> [Data]

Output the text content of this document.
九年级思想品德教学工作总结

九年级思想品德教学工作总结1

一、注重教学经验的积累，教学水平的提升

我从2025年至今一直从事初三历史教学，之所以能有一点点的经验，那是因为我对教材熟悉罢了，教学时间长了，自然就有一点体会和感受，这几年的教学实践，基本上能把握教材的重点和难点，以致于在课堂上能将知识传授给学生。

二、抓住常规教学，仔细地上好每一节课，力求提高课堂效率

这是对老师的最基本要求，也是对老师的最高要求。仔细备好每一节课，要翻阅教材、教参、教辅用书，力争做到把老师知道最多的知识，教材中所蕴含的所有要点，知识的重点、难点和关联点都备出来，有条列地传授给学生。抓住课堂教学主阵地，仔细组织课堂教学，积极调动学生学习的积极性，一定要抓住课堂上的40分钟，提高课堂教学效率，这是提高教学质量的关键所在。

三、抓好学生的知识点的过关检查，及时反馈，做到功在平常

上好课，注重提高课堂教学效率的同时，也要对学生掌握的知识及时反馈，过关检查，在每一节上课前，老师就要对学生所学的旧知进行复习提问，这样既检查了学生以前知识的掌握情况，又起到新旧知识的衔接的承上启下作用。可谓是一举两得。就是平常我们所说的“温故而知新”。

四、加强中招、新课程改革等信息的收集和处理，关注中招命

> [What is being asked] Please output the entries above, every line exactly as it reads.

> [Finished answer]
Output the text content of this document.
九年级思想品德教学工作总结

九年级思想品德教学工作总结1

一、注重教学经验的积累，教学水平的提升

我从2025年至今一直从事初三历史教学，之所以能有一点点的经验，那是因为我对教材熟悉罢了，教学时间长了，自然就有一点体会和感受，这几年的教学实践，基本上能把握教材的重点和难点，以致于在课堂上能将知识传授给学生。

二、抓住常规教学，仔细地上好每一节课，力求提高课堂效率

这是对老师的最基本要求，也是对老师的最高要求。仔细备好每一节课，要翻阅教材、教参、教辅用书，力争做到把老师知道最多的知识，教材中所蕴含的所有要点，知识的重点、难点和关联点都备出来，有条列地传授给学生。抓住课堂教学主阵地，仔细组织课堂教学，积极调动学生学习的积极性，一定要抓住课堂上的40分钟，提高课堂教学效率，这是提高教学质量的关键所在。

三、抓好学生的知识点的过关检查，及时反馈，做到功在平常

上好课，注重提高课堂教学效率的同时，也要对学生掌握的知识及时反馈，过关检查，在每一节上课前，老师就要对学生所学的旧知进行复习提问，这样既检查了学生以前知识的掌握情况，又起到新旧知识的衔接的承上启下作用。可谓是一举两得。就是平常我们所说的“温故而知新”。

四、加强中招、新课程改革等信息的收集和处理，关注中招命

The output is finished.